## TASK DESCRIPTION
Find the word "Develop" in the data. Return every line where it appears.

## DATASET ENTRIES
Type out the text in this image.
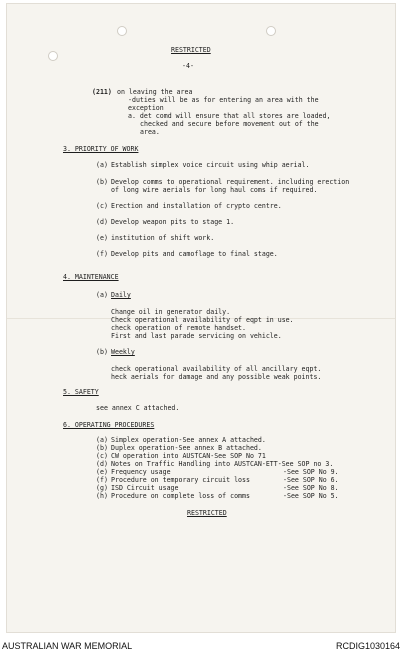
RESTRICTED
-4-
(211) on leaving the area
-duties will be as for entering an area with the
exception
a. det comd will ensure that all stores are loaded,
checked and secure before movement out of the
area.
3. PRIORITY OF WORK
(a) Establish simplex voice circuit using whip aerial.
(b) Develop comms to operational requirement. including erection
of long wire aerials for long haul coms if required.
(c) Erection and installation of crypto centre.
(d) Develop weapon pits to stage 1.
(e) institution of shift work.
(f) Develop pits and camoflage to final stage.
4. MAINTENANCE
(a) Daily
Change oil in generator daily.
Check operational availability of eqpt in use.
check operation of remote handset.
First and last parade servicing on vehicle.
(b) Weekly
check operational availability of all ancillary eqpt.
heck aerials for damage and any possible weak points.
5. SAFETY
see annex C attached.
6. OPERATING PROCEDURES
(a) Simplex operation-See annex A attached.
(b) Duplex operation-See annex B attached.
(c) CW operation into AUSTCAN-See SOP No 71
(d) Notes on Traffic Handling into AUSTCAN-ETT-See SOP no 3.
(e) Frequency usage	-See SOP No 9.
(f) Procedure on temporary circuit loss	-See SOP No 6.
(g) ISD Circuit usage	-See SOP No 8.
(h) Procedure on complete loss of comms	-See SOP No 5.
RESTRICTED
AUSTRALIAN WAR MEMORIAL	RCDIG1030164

* * *

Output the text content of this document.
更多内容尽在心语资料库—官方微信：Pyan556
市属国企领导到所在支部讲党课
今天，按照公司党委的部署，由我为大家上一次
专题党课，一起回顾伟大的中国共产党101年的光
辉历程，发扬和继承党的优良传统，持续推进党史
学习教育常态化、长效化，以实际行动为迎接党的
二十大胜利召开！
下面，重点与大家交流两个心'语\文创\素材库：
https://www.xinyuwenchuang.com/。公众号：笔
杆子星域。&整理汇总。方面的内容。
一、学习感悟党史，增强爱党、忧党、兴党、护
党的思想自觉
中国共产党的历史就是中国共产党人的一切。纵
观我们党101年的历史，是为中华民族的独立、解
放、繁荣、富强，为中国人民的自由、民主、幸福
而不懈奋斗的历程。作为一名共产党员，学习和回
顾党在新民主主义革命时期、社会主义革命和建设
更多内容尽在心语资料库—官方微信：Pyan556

---

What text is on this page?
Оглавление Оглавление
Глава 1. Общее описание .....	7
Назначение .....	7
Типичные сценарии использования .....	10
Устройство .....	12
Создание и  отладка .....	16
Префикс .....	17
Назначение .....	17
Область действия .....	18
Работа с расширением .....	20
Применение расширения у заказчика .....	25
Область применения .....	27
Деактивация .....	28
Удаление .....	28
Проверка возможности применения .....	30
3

## SOLUTION TO THE EXERCISE
(b) Develop comms to operational requirement. including erection
(d) Develop weapon pits to stage 1.
(f) Develop pits and camoflage to final stage.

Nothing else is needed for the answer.